[Entries provided]
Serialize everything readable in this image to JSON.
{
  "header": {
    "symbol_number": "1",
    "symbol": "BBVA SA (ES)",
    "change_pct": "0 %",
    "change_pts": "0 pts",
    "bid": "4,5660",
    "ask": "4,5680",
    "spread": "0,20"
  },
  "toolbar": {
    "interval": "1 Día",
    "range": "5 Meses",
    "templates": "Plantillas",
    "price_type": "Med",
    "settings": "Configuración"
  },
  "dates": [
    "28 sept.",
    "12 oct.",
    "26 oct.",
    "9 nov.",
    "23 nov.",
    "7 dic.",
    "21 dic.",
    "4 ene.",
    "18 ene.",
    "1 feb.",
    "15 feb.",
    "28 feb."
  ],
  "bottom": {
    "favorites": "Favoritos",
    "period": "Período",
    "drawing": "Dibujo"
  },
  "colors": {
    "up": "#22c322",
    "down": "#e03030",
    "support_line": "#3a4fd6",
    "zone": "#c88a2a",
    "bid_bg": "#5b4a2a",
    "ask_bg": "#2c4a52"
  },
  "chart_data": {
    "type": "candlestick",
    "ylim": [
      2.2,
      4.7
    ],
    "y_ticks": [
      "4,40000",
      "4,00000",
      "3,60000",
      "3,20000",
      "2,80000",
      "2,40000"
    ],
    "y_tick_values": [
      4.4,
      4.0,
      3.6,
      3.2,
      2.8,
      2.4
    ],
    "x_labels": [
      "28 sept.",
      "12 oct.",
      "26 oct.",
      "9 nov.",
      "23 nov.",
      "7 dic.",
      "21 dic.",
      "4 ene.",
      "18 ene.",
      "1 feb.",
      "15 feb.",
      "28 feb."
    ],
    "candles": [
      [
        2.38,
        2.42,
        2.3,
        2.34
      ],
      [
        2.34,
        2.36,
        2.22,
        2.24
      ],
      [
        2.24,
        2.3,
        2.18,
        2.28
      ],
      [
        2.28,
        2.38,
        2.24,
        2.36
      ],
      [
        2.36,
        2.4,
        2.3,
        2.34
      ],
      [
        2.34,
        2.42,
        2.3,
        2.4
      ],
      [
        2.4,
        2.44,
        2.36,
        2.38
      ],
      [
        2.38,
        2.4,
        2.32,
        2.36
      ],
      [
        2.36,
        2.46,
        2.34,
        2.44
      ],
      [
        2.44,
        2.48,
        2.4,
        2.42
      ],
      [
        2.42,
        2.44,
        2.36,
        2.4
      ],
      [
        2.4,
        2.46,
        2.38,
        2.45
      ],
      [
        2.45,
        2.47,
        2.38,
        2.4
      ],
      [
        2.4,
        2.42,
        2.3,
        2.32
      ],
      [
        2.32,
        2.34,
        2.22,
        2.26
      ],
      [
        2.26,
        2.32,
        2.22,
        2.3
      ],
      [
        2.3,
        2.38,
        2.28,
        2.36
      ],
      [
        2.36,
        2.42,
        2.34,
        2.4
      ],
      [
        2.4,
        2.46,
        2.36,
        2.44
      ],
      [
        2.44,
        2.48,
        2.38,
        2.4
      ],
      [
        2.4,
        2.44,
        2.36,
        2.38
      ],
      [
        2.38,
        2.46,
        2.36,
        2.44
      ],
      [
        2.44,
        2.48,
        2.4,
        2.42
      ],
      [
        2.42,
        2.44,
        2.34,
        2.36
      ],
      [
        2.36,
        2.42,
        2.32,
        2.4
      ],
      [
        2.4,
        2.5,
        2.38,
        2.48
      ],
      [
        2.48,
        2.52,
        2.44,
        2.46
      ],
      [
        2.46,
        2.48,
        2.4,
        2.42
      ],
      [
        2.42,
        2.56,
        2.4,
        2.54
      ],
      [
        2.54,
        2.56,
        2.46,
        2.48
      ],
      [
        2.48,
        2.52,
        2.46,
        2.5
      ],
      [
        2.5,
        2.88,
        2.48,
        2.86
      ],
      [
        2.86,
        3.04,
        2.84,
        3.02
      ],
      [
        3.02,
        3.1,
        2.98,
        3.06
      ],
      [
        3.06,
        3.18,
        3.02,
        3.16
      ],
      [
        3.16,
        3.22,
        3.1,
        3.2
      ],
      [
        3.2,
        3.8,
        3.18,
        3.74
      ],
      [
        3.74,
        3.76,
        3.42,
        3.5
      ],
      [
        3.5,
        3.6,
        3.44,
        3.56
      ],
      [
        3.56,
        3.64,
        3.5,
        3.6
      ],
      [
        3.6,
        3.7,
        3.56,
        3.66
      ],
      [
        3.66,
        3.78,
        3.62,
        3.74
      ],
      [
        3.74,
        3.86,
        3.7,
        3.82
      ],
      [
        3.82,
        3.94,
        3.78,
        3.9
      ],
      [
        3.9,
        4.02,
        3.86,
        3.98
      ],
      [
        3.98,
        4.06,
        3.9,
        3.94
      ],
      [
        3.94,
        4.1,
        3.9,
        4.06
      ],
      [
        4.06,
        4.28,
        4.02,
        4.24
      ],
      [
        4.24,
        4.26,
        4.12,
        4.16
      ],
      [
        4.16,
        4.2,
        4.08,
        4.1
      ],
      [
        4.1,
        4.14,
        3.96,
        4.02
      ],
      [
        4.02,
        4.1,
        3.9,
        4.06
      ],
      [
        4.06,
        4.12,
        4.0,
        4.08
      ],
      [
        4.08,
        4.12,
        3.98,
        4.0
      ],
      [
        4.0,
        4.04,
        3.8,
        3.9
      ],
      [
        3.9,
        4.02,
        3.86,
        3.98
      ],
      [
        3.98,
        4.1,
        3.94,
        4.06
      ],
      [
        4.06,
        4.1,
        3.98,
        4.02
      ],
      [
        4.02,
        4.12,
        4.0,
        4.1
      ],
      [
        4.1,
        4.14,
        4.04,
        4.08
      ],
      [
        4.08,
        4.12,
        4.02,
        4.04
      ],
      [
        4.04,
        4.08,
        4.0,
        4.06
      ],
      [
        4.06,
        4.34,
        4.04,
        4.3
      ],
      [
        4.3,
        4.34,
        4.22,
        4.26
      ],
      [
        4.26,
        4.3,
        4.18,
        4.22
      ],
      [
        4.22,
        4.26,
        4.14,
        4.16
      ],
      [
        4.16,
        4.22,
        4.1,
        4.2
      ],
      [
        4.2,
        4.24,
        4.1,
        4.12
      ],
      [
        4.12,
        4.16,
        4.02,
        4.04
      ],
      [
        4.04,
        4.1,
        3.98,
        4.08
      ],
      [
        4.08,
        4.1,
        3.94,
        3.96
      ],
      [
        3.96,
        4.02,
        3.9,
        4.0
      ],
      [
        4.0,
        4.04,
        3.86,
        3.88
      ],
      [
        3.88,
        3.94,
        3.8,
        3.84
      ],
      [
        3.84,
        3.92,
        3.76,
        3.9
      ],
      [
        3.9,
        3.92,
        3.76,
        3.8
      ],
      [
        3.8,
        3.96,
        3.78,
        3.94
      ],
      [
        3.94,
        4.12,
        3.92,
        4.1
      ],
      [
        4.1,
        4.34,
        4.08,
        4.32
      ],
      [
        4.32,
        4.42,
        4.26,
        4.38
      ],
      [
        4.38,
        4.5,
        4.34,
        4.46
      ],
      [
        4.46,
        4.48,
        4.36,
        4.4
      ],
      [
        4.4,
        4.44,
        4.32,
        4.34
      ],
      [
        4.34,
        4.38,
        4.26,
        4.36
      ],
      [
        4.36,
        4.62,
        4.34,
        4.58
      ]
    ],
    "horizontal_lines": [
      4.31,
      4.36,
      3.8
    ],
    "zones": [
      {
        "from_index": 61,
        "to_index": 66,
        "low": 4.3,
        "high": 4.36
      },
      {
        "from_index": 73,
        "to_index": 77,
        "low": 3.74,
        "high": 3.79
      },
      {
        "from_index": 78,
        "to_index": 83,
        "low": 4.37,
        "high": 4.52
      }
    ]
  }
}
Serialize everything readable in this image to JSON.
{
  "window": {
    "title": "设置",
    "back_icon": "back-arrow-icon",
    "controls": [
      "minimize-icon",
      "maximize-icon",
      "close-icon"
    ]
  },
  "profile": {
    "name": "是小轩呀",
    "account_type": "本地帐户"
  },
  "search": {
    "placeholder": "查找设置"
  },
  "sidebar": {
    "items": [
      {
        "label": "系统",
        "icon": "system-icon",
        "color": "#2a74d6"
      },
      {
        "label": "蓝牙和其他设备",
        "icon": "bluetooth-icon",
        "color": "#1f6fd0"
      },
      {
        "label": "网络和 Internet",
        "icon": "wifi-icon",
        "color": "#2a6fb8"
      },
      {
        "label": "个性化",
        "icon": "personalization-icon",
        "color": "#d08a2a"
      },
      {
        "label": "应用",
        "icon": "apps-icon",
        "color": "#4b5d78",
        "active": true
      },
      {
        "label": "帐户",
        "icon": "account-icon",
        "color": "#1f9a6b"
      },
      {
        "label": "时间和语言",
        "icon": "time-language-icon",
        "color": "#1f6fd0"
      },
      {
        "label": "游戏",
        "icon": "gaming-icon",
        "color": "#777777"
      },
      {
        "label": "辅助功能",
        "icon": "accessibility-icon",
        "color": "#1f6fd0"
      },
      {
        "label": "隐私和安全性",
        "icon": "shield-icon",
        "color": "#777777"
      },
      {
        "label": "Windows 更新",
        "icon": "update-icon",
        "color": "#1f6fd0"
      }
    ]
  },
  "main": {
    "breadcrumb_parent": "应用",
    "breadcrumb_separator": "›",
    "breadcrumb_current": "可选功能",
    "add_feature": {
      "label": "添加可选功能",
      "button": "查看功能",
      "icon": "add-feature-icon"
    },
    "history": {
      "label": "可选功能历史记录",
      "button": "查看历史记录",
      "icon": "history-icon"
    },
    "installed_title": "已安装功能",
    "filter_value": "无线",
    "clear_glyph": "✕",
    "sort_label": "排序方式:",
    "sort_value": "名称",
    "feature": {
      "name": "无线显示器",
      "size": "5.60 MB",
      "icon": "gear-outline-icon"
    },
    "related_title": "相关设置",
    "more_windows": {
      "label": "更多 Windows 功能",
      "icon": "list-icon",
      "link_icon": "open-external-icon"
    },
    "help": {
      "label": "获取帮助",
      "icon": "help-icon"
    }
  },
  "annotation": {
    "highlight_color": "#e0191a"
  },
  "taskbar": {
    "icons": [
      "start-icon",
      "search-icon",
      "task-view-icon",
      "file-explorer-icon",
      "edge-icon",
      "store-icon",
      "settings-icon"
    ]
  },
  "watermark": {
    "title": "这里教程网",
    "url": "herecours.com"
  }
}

[Written instruction] Identify each line holding the string "settings", and copy it out.

[Response for this exercise]
    "settings": "Configuración"
      "settings-icon"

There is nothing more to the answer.